# RECORDS SHOWN
----------
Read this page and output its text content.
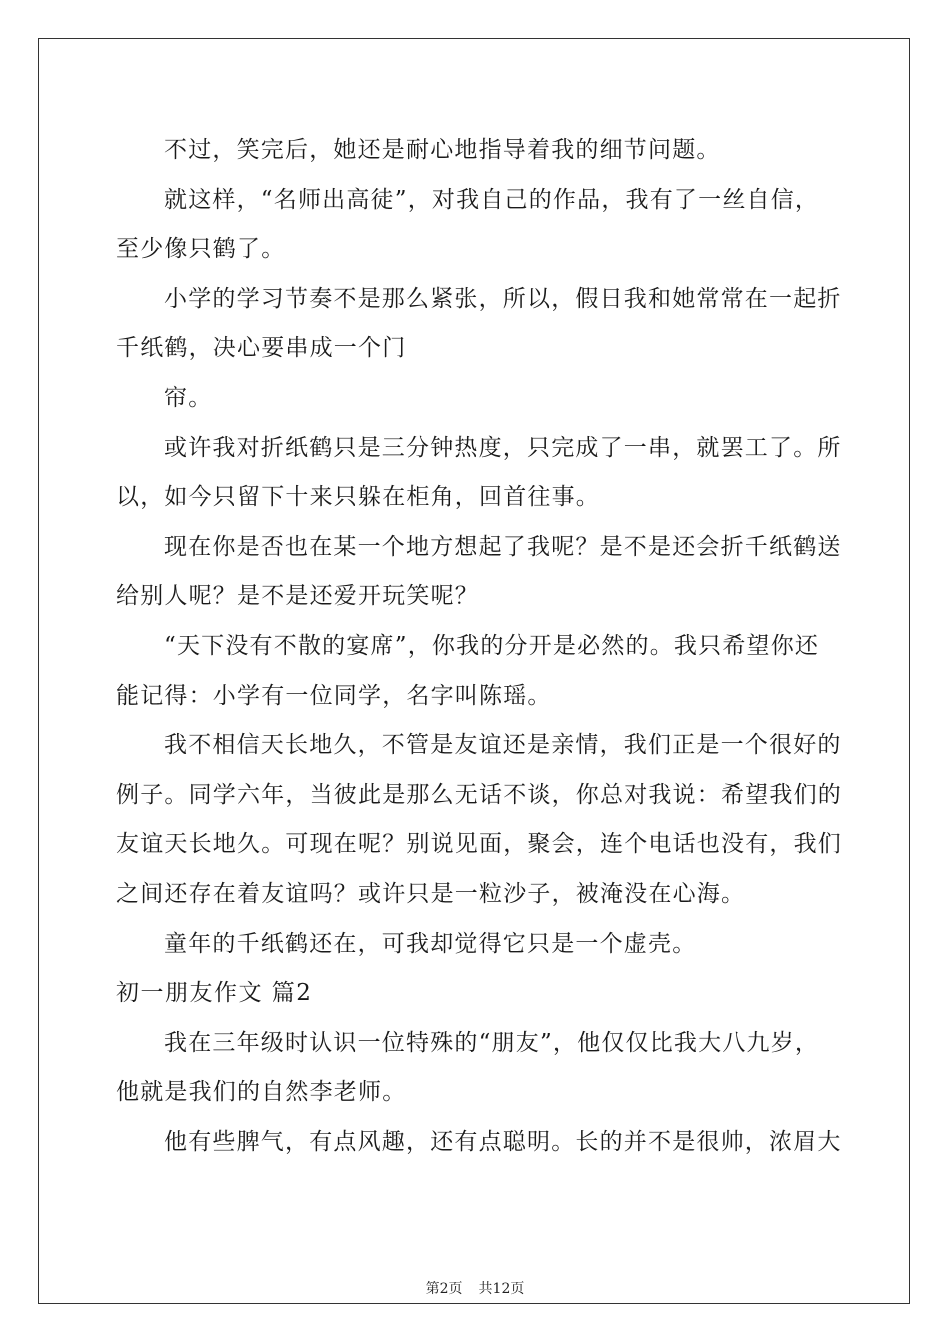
不过，笑完后，她还是耐心地指导着我的细节问题。
就这样，“名师出高徒”，对我自己的作品，我有了一丝自信，
至少像只鹤了。
小学的学习节奏不是那么紧张，所以，假日我和她常常在一起折
千纸鹤，决心要串成一个门
帘。
或许我对折纸鹤只是三分钟热度，只完成了一串，就罢工了。所
以，如今只留下十来只躲在柜角，回首往事。
现在你是否也在某一个地方想起了我呢？是不是还会折千纸鹤送
给别人呢？是不是还爱开玩笑呢？
“天下没有不散的宴席”，你我的分开是必然的。我只希望你还
能记得：小学有一位同学，名字叫陈瑶。
我不相信天长地久，不管是友谊还是亲情，我们正是一个很好的
例子。同学六年，当彼此是那么无话不谈，你总对我说：希望我们的
友谊天长地久。可现在呢？别说见面，聚会，连个电话也没有，我们
之间还存在着友谊吗？或许只是一粒沙子，被淹没在心海。
童年的千纸鹤还在，可我却觉得它只是一个虚壳。
初一朋友作文 篇2
我在三年级时认识一位特殊的“朋友”，他仅仅比我大八九岁，
他就是我们的自然李老师。
他有些脾气，有点风趣，还有点聪明。长的并不是很帅，浓眉大
第2页 共12页
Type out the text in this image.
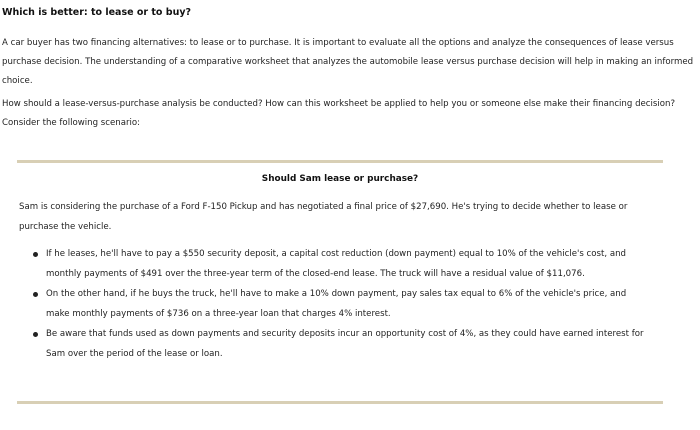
Which is better: to lease or to buy?

A car buyer has two financing alternatives: to lease or to purchase. It is important to evaluate all the options and analyze the consequences of lease versus purchase decision. The understanding of a comparative worksheet that analyzes the automobile lease versus purchase decision will help in making an informed choice.

How should a lease-versus-purchase analysis be conducted? How can this worksheet be applied to help you or someone else make their financing decision? Consider the following scenario:

Should Sam lease or purchase?

Sam is considering the purchase of a Ford F-150 Pickup and has negotiated a final price of $27,690. He's trying to decide whether to lease or purchase the vehicle.

If he leases, he'll have to pay a $550 security deposit, a capital cost reduction (down payment) equal to 10% of the vehicle's cost, and monthly payments of $491 over the three-year term of the closed-end lease. The truck will have a residual value of $11,076.
On the other hand, if he buys the truck, he'll have to make a 10% down payment, pay sales tax equal to 6% of the vehicle's price, and make monthly payments of $736 on a three-year loan that charges 4% interest.
Be aware that funds used as down payments and security deposits incur an opportunity cost of 4%, as they could have earned interest for Sam over the period of the lease or loan.
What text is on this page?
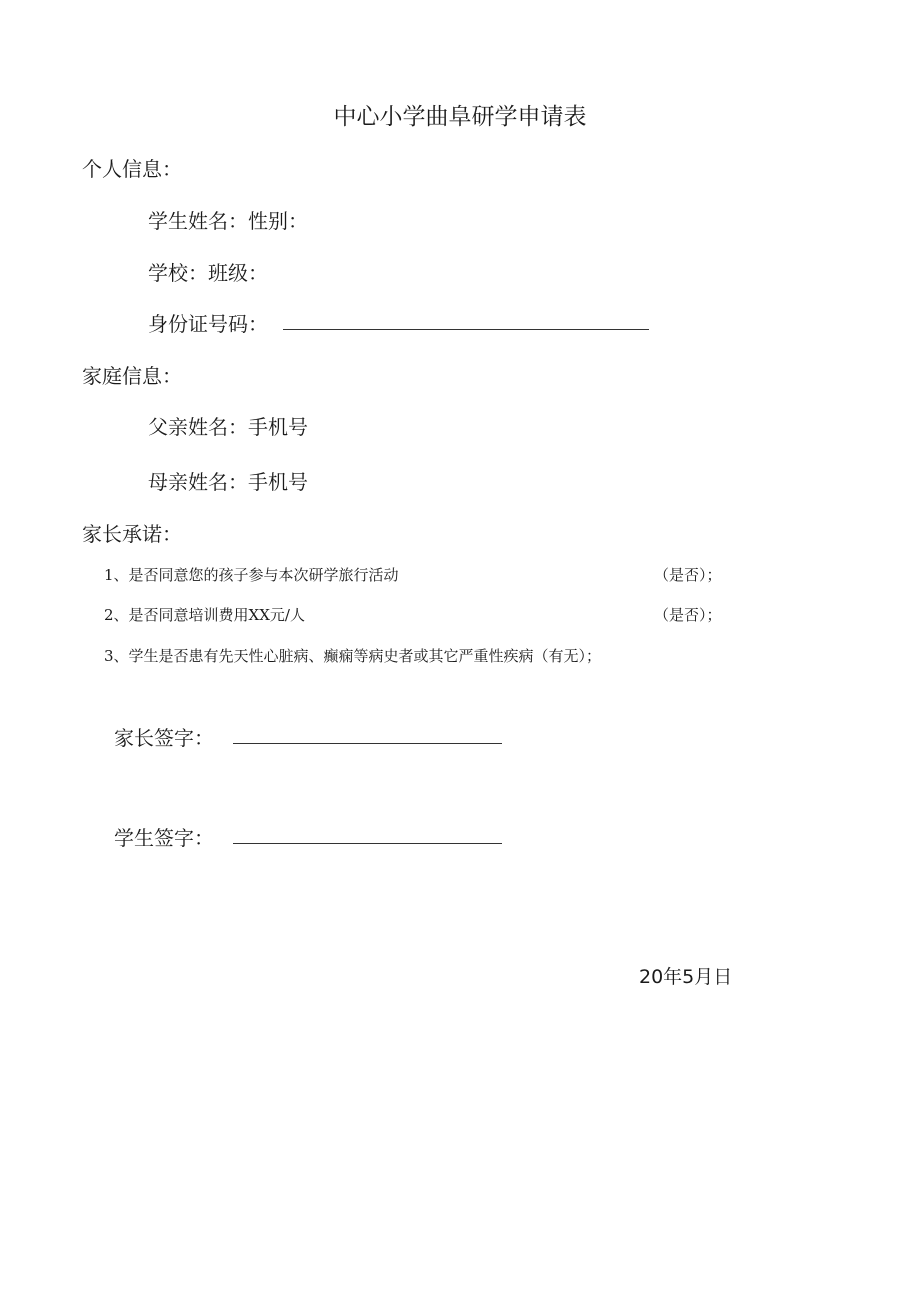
中心小学曲阜研学申请表
个人信息：
学生姓名：性别：
学校：班级：
身份证号码：
家庭信息：
父亲姓名：手机号
母亲姓名：手机号
家长承诺：
1、是否同意您的孩子参与本次研学旅行活动	（是否）；
2、是否同意培训费用XX元/人	（是否）；
3、学生是否患有先天性心脏病、癫痫等病史者或其它严重性疾病（有无）；
家长签字：
学生签字：
20年5月日
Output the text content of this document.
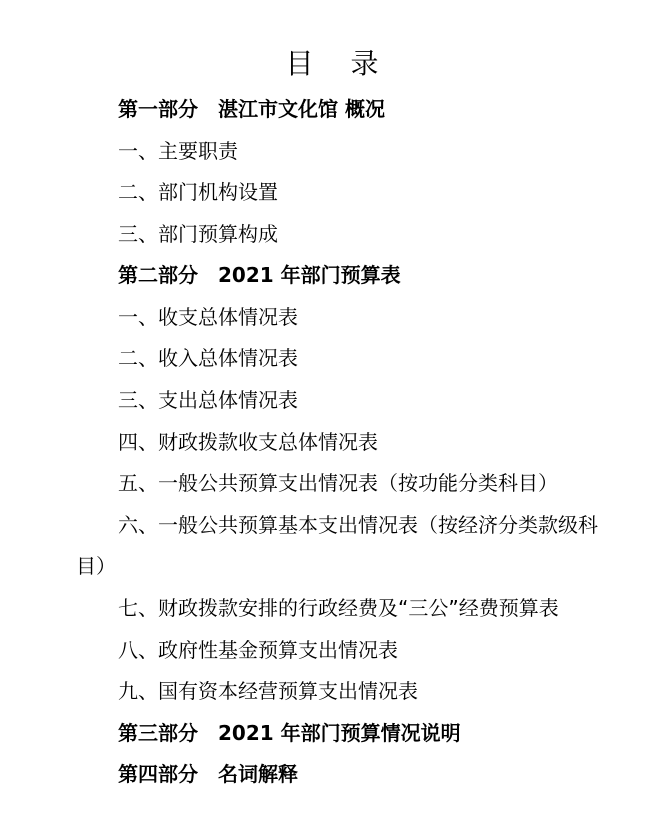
目 录
第一部分 湛江市文化馆 概况
一、主要职责
二、部门机构设置
三、部门预算构成
第二部分 2021 年部门预算表
一、收支总体情况表
二、收入总体情况表
三、支出总体情况表
四、财政拨款收支总体情况表
五、一般公共预算支出情况表（按功能分类科目）
六、一般公共预算基本支出情况表（按经济分类款级科
目）
七、财政拨款安排的行政经费及“三公”经费预算表
八、政府性基金预算支出情况表
九、国有资本经营预算支出情况表
第三部分 2021 年部门预算情况说明
第四部分 名词解释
----------
# GIVEN TASK
Give back word for word the lines from the one containing "What text is on this page?" through the final line of the data above. Pictures are to be left out.

# RESULT
What text is on this page?
中心小学曲阜研学申请表
个人信息：
学生姓名：性别：
学校：班级：
身份证号码：
家庭信息：
父亲姓名：手机号
母亲姓名：手机号
家长承诺：
1、是否同意您的孩子参与本次研学旅行活动	（是否）；
2、是否同意培训费用XX元/人	（是否）；
3、学生是否患有先天性心脏病、癫痫等病史者或其它严重性疾病（有无）；
家长签字：
学生签字：
20年5月日
Output the text content of this document.
目 录
第一部分 湛江市文化馆 概况
一、主要职责
二、部门机构设置
三、部门预算构成
第二部分 2021 年部门预算表
一、收支总体情况表
二、收入总体情况表
三、支出总体情况表
四、财政拨款收支总体情况表
五、一般公共预算支出情况表（按功能分类科目）
六、一般公共预算基本支出情况表（按经济分类款级科
目）
七、财政拨款安排的行政经费及“三公”经费预算表
八、政府性基金预算支出情况表
九、国有资本经营预算支出情况表
第三部分 2021 年部门预算情况说明
第四部分 名词解释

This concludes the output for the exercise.